**The task**.
Scan the data below and pick out the lines containing the word "BOOTS".

☆ ☆ ☆ ☆

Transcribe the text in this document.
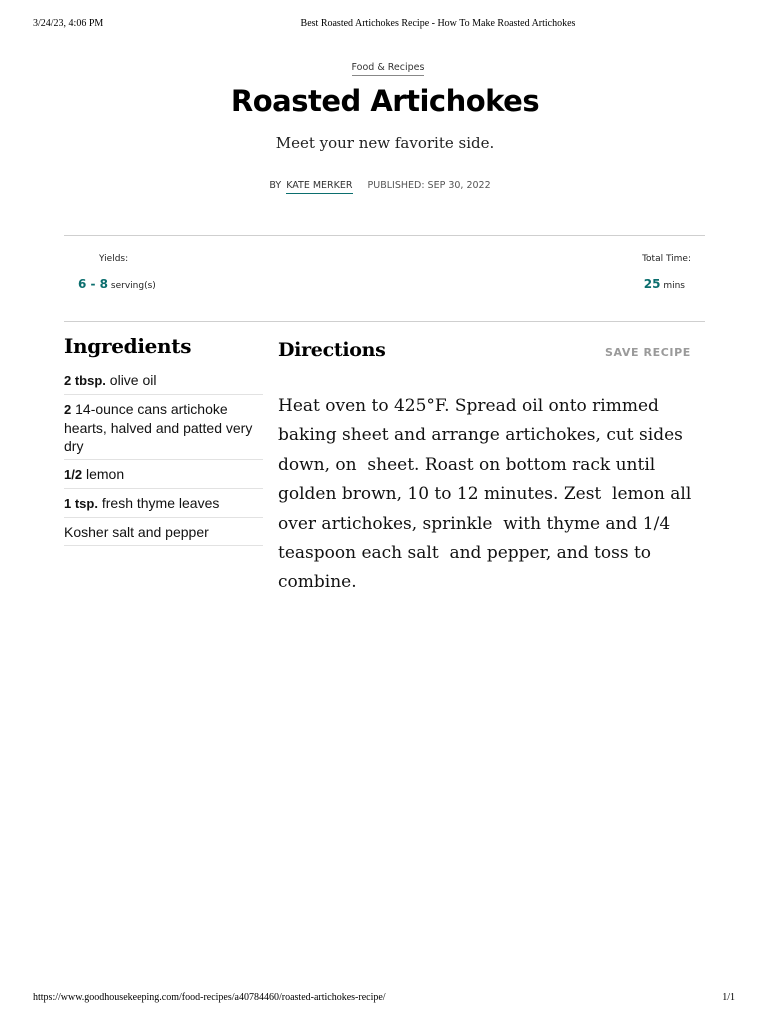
3/24/23, 4:06 PM	Best Roasted Artichokes Recipe - How To Make Roasted Artichokes
Food & Recipes
Roasted Artichokes
Meet your new favorite side.
BY KATE MERKER PUBLISHED: SEP 30, 2022
Yields:
6 - 8 serving(s)
Total Time:
25 mins
Ingredients
2 tbsp. olive oil
2 14-ounce cans artichoke hearts, halved and patted very dry
1/2 lemon
1 tsp. fresh thyme leaves
Kosher salt and pepper
Directions	SAVE RECIPE

Heat oven to 425°F. Spread oil onto rimmed baking sheet and arrange artichokes, cut sides down, on  sheet. Roast on bottom rack until golden brown, 10 to 12 minutes. Zest  lemon all over artichokes, sprinkle  with thyme and 1/4 teaspoon each salt  and pepper, and toss to combine.

https://www.goodhousekeeping.com/food-recipes/a40784460/roasted-artichokes-recipe/	1/1
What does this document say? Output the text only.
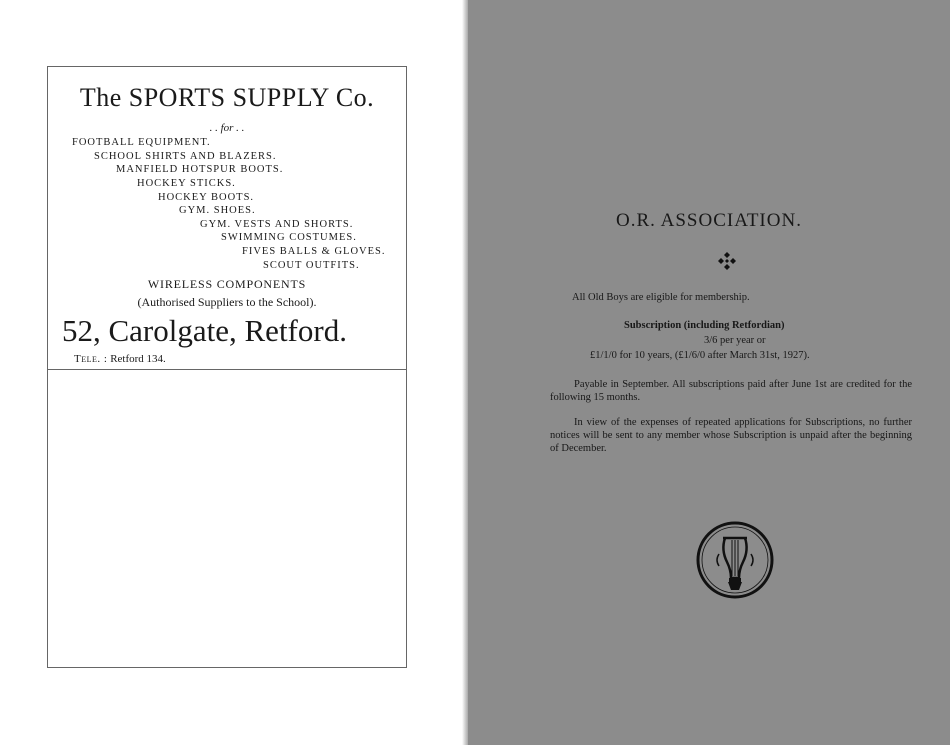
The SPORTS SUPPLY Co.
. . for . .
FOOTBALL EQUIPMENT.
SCHOOL SHIRTS AND BLAZERS.
MANFIELD HOTSPUR BOOTS.
HOCKEY STICKS.
HOCKEY BOOTS.
GYM. SHOES.
GYM. VESTS AND SHORTS.
SWIMMING COSTUMES.
FIVES BALLS & GLOVES.
SCOUT OUTFITS.
WIRELESS COMPONENTS
(Authorised Suppliers to the School).
52, Carolgate, Retford.
Tele. : Retford 134.
O.R. ASSOCIATION.
All Old Boys are eligible for membership.
Subscription (including Retfordian)
3/6 per year or
£1/1/0 for 10 years, (£1/6/0 after March 31st, 1927).
Payable in September. All subscriptions paid after June 1st are credited for the following 15 months.
In view of the expenses of repeated applications for Subscriptions, no further notices will be sent to any member whose Subscription is unpaid after the beginning of December.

☆ ☆ ☆ ☆

**Result below**.
MANFIELD HOTSPUR BOOTS.
HOCKEY BOOTS.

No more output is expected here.